### GIVEN RECORDS:
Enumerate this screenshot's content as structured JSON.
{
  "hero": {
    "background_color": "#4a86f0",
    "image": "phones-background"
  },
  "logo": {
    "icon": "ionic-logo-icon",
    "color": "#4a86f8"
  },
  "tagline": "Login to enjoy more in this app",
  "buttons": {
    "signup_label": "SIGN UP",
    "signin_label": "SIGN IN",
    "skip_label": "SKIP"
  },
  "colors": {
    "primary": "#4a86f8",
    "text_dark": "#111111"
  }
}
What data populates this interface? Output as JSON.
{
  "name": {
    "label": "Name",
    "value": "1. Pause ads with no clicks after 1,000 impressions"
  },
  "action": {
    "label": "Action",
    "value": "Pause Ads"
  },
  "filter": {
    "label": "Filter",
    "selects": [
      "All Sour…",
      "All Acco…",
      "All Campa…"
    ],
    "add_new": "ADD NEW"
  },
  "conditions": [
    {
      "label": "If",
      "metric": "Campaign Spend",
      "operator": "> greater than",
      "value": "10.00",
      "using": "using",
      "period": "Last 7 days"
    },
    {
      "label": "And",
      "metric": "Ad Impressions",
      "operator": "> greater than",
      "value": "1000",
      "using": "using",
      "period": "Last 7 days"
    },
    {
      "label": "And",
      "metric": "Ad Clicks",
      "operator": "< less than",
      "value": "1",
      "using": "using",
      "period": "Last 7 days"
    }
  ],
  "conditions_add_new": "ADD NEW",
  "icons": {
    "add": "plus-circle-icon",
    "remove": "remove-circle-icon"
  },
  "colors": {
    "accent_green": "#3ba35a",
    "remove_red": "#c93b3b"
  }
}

### BRIEF:
Write out every line exactly as it stands.

### FULL SOLUTION:
Enumerate this screenshot's content as structured JSON.
{
  "hero": {
    "background_color": "#4a86f0",
    "image": "phones-background"
  },
  "logo": {
    "icon": "ionic-logo-icon",
    "color": "#4a86f8"
  },
  "tagline": "Login to enjoy more in this app",
  "buttons": {
    "signup_label": "SIGN UP",
    "signin_label": "SIGN IN",
    "skip_label": "SKIP"
  },
  "colors": {
    "primary": "#4a86f8",
    "text_dark": "#111111"
  }
}
What data populates this interface? Output as JSON.
{
  "name": {
    "label": "Name",
    "value": "1. Pause ads with no clicks after 1,000 impressions"
  },
  "action": {
    "label": "Action",
    "value": "Pause Ads"
  },
  "filter": {
    "label": "Filter",
    "selects": [
      "All Sour…",
      "All Acco…",
      "All Campa…"
    ],
    "add_new": "ADD NEW"
  },
  "conditions": [
    {
      "label": "If",
      "metric": "Campaign Spend",
      "operator": "> greater than",
      "value": "10.00",
      "using": "using",
      "period": "Last 7 days"
    },
    {
      "label": "And",
      "metric": "Ad Impressions",
      "operator": "> greater than",
      "value": "1000",
      "using": "using",
      "period": "Last 7 days"
    },
    {
      "label": "And",
      "metric": "Ad Clicks",
      "operator": "< less than",
      "value": "1",
      "using": "using",
      "period": "Last 7 days"
    }
  ],
  "conditions_add_new": "ADD NEW",
  "icons": {
    "add": "plus-circle-icon",
    "remove": "remove-circle-icon"
  },
  "colors": {
    "accent_green": "#3ba35a",
    "remove_red": "#c93b3b"
  }
}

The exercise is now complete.